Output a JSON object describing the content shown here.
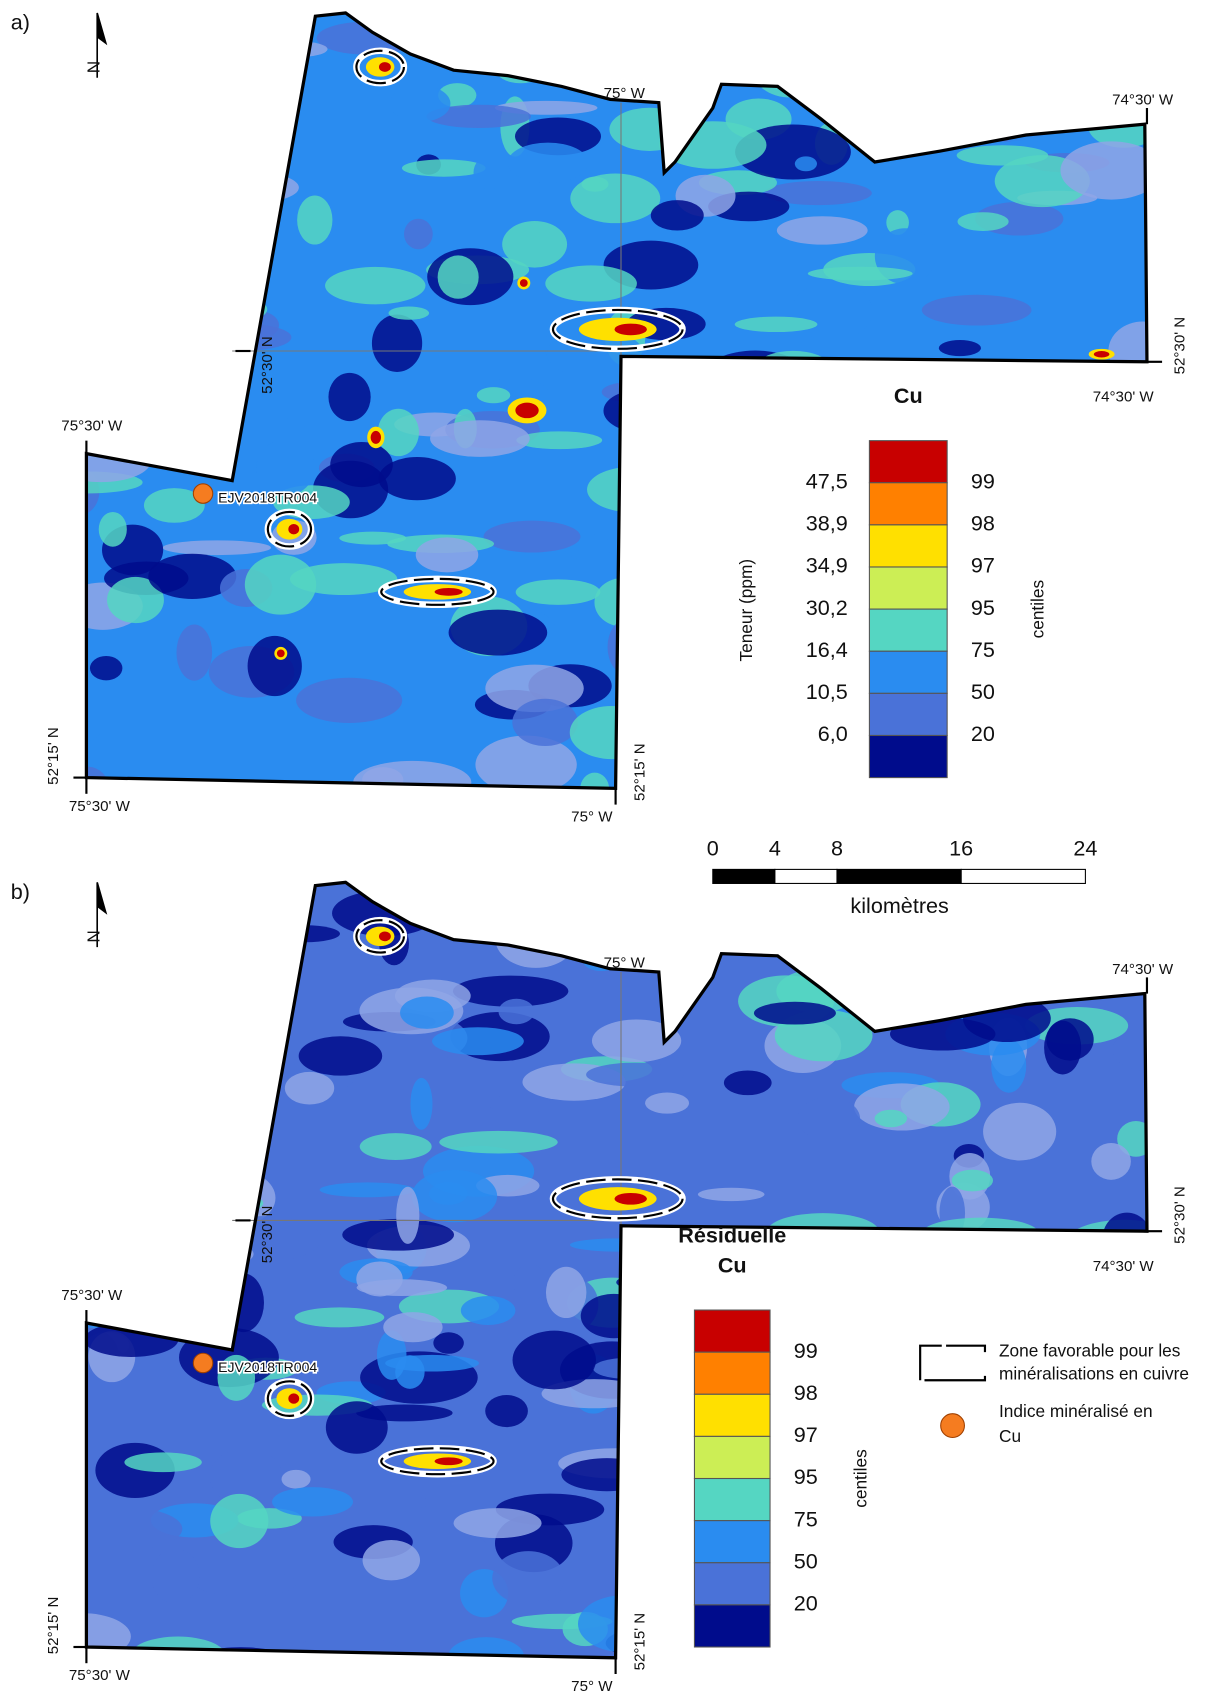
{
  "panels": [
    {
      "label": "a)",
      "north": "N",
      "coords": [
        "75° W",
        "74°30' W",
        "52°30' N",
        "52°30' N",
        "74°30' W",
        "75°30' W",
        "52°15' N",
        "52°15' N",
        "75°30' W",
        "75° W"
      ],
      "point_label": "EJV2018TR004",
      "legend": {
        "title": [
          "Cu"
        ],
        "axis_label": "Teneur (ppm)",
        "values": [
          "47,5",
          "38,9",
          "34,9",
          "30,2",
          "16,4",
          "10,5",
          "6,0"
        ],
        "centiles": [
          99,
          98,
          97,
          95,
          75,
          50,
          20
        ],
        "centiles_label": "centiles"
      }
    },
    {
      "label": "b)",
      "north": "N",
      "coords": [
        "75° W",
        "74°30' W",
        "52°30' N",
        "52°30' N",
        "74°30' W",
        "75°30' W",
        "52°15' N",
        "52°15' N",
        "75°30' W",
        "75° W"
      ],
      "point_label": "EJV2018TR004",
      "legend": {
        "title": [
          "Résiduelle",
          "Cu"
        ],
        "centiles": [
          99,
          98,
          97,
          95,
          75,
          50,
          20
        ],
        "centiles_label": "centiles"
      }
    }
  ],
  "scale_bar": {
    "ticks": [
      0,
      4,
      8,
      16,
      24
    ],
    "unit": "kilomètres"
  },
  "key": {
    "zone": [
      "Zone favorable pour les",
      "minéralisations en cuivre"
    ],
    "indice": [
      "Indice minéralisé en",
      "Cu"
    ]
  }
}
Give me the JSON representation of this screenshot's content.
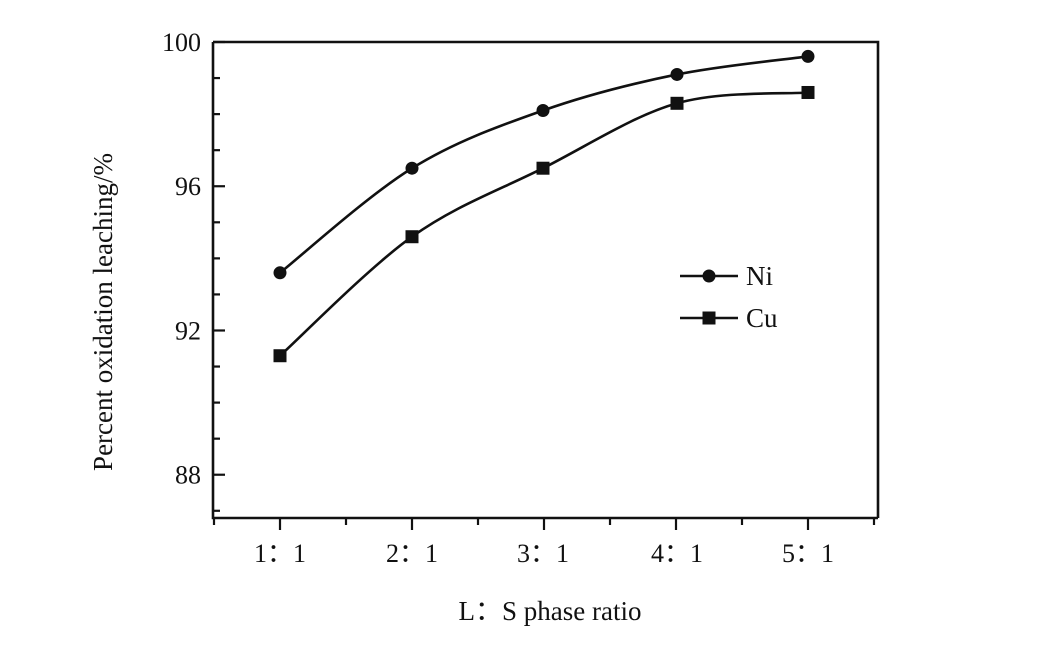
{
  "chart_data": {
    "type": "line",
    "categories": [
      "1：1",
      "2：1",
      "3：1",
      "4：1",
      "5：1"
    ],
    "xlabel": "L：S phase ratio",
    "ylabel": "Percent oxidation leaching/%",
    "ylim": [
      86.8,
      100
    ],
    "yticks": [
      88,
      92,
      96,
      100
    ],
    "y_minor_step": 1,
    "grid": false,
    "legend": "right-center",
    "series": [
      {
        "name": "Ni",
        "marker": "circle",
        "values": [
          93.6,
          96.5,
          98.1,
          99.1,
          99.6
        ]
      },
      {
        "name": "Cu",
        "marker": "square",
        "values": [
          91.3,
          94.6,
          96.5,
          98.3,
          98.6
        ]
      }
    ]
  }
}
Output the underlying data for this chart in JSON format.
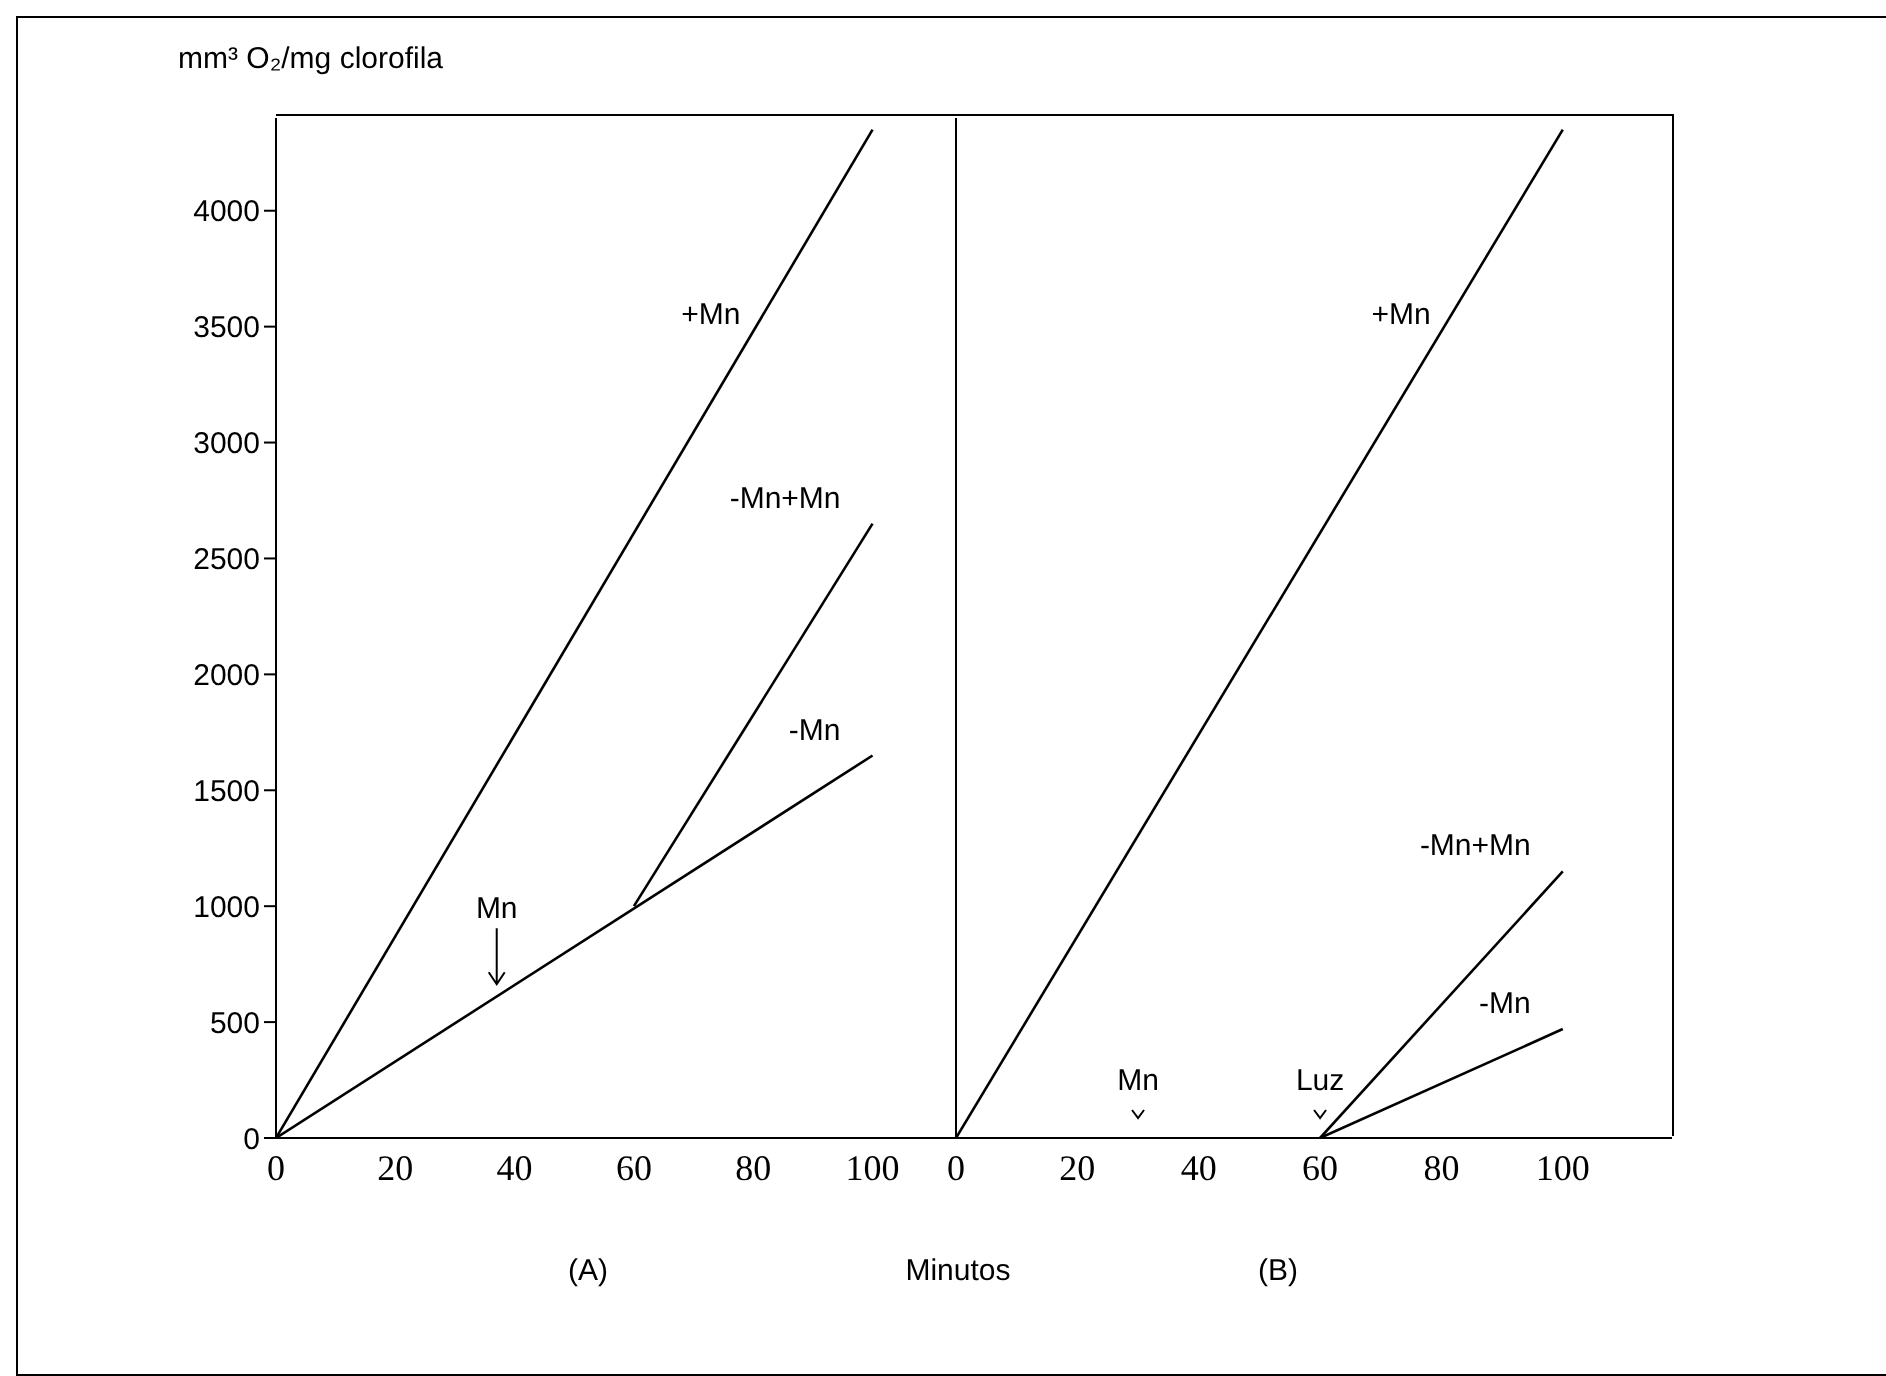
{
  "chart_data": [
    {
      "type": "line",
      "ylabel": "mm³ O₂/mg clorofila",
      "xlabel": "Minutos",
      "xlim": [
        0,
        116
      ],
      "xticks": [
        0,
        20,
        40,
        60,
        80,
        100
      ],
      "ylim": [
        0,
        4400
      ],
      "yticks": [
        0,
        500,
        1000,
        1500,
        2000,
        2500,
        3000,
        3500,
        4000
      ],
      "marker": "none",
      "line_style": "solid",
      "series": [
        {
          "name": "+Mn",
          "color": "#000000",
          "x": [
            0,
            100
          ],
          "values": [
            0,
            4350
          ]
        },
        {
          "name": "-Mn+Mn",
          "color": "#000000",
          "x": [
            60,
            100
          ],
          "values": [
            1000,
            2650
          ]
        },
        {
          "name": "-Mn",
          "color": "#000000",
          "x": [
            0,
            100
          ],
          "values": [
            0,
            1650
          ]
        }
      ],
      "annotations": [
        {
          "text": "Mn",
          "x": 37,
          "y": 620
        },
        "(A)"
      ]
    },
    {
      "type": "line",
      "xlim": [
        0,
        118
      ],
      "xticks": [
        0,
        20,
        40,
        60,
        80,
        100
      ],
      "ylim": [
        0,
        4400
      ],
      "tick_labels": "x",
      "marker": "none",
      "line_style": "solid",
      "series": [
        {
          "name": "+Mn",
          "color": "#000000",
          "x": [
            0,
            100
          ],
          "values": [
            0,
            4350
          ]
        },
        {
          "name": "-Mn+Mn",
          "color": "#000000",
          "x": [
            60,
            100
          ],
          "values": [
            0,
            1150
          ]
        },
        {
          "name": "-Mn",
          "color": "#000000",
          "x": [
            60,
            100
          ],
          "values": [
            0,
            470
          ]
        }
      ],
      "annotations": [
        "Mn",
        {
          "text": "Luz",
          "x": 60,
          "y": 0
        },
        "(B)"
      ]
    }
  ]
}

————

Set down every entry word for word, but omit the pictures.

Output a JSON object describing the content shown here.
{
  "panels": [
    {
      "label": "a)",
      "north": "N",
      "coords": [
        "75° W",
        "74°30' W",
        "52°30' N",
        "52°30' N",
        "74°30' W",
        "75°30' W",
        "52°15' N",
        "52°15' N",
        "75°30' W",
        "75° W"
      ],
      "point_label": "EJV2018TR004",
      "legend": {
        "title": [
          "Cu"
        ],
        "axis_label": "Teneur (ppm)",
        "values": [
          "47,5",
          "38,9",
          "34,9",
          "30,2",
          "16,4",
          "10,5",
          "6,0"
        ],
        "centiles": [
          99,
          98,
          97,
          95,
          75,
          50,
          20
        ],
        "centiles_label": "centiles"
      }
    },
    {
      "label": "b)",
      "north": "N",
      "coords": [
        "75° W",
        "74°30' W",
        "52°30' N",
        "52°30' N",
        "74°30' W",
        "75°30' W",
        "52°15' N",
        "52°15' N",
        "75°30' W",
        "75° W"
      ],
      "point_label": "EJV2018TR004",
      "legend": {
        "title": [
          "Résiduelle",
          "Cu"
        ],
        "centiles": [
          99,
          98,
          97,
          95,
          75,
          50,
          20
        ],
        "centiles_label": "centiles"
      }
    }
  ],
  "scale_bar": {
    "ticks": [
      0,
      4,
      8,
      16,
      24
    ],
    "unit": "kilomètres"
  },
  "key": {
    "zone": [
      "Zone favorable pour les",
      "minéralisations en cuivre"
    ],
    "indice": [
      "Indice minéralisé en",
      "Cu"
    ]
  }
}
Give me the JSON representation of this screenshot's content.
{
  "chart_data": {
    "type": "line",
    "categories": [
      "1：1",
      "2：1",
      "3：1",
      "4：1",
      "5：1"
    ],
    "xlabel": "L：S phase ratio",
    "ylabel": "Percent oxidation leaching/%",
    "ylim": [
      86.8,
      100
    ],
    "yticks": [
      88,
      92,
      96,
      100
    ],
    "y_minor_step": 1,
    "grid": false,
    "legend": "right-center",
    "series": [
      {
        "name": "Ni",
        "marker": "circle",
        "values": [
          93.6,
          96.5,
          98.1,
          99.1,
          99.6
        ]
      },
      {
        "name": "Cu",
        "marker": "square",
        "values": [
          91.3,
          94.6,
          96.5,
          98.3,
          98.6
        ]
      }
    ]
  }
}
Output the underlying data for this chart in JSON format.
{
  "chart_data": [
    {
      "type": "line",
      "ylabel": "mm³ O₂/mg clorofila",
      "xlabel": "Minutos",
      "xlim": [
        0,
        116
      ],
      "xticks": [
        0,
        20,
        40,
        60,
        80,
        100
      ],
      "ylim": [
        0,
        4400
      ],
      "yticks": [
        0,
        500,
        1000,
        1500,
        2000,
        2500,
        3000,
        3500,
        4000
      ],
      "marker": "none",
      "line_style": "solid",
      "series": [
        {
          "name": "+Mn",
          "color": "#000000",
          "x": [
            0,
            100
          ],
          "values": [
            0,
            4350
          ]
        },
        {
          "name": "-Mn+Mn",
          "color": "#000000",
          "x": [
            60,
            100
          ],
          "values": [
            1000,
            2650
          ]
        },
        {
          "name": "-Mn",
          "color": "#000000",
          "x": [
            0,
            100
          ],
          "values": [
            0,
            1650
          ]
        }
      ],
      "annotations": [
        {
          "text": "Mn",
          "x": 37,
          "y": 620
        },
        "(A)"
      ]
    },
    {
      "type": "line",
      "xlim": [
        0,
        118
      ],
      "xticks": [
        0,
        20,
        40,
        60,
        80,
        100
      ],
      "ylim": [
        0,
        4400
      ],
      "tick_labels": "x",
      "marker": "none",
      "line_style": "solid",
      "series": [
        {
          "name": "+Mn",
          "color": "#000000",
          "x": [
            0,
            100
          ],
          "values": [
            0,
            4350
          ]
        },
        {
          "name": "-Mn+Mn",
          "color": "#000000",
          "x": [
            60,
            100
          ],
          "values": [
            0,
            1150
          ]
        },
        {
          "name": "-Mn",
          "color": "#000000",
          "x": [
            60,
            100
          ],
          "values": [
            0,
            470
          ]
        }
      ],
      "annotations": [
        "Mn",
        {
          "text": "Luz",
          "x": 60,
          "y": 0
        },
        "(B)"
      ]
    }
  ]
}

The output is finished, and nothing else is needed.